**Task details**
Print the entries that appear below, exactly as written and without their pictures.
=== Extracted entries ===
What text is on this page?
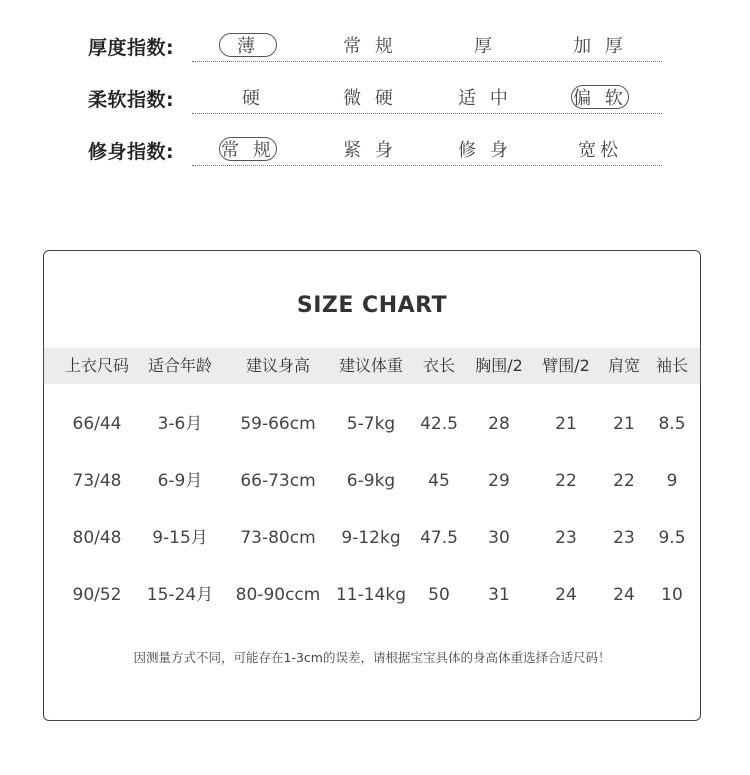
厚度指数:	薄	常 规	厚	加 厚
柔软指数:	硬	微 硬	适 中	偏 软
修身指数:	常 规	紧 身	修 身	宽松
SIZE CHART
上衣尺码	适合年龄	建议身高	建议体重	衣长	胸围/2	臂围/2	肩宽 袖长
66/44	3-6月	59-66cm	5-7kg	42.5	28	21	21	8.5
73/48	6-9月	66-73cm	6-9kg	45	29	22	22	9
80/48	9-15月	73-80cm	9-12kg	47.5	30	23	23	9.5
90/52	15-24月	80-90ccm 11-14kg	50	31	24	24	10
因测量方式不同，可能存在1-3cm的误差，请根据宝宝具体的身高体重选择合适尺码！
===
**Completed exercise**
What text is on this page?
厚度指数:	薄	常 规	厚	加 厚
柔软指数:	硬	微 硬	适 中	偏 软
修身指数:	常 规	紧 身	修 身	宽松
SIZE CHART
上衣尺码	适合年龄	建议身高	建议体重	衣长	胸围/2	臂围/2	肩宽 袖长
66/44	3-6月	59-66cm	5-7kg	42.5	28	21	21	8.5
73/48	6-9月	66-73cm	6-9kg	45	29	22	22	9
80/48	9-15月	73-80cm	9-12kg	47.5	30	23	23	9.5
90/52	15-24月	80-90ccm 11-14kg	50	31	24	24	10
因测量方式不同，可能存在1-3cm的误差，请根据宝宝具体的身高体重选择合适尺码！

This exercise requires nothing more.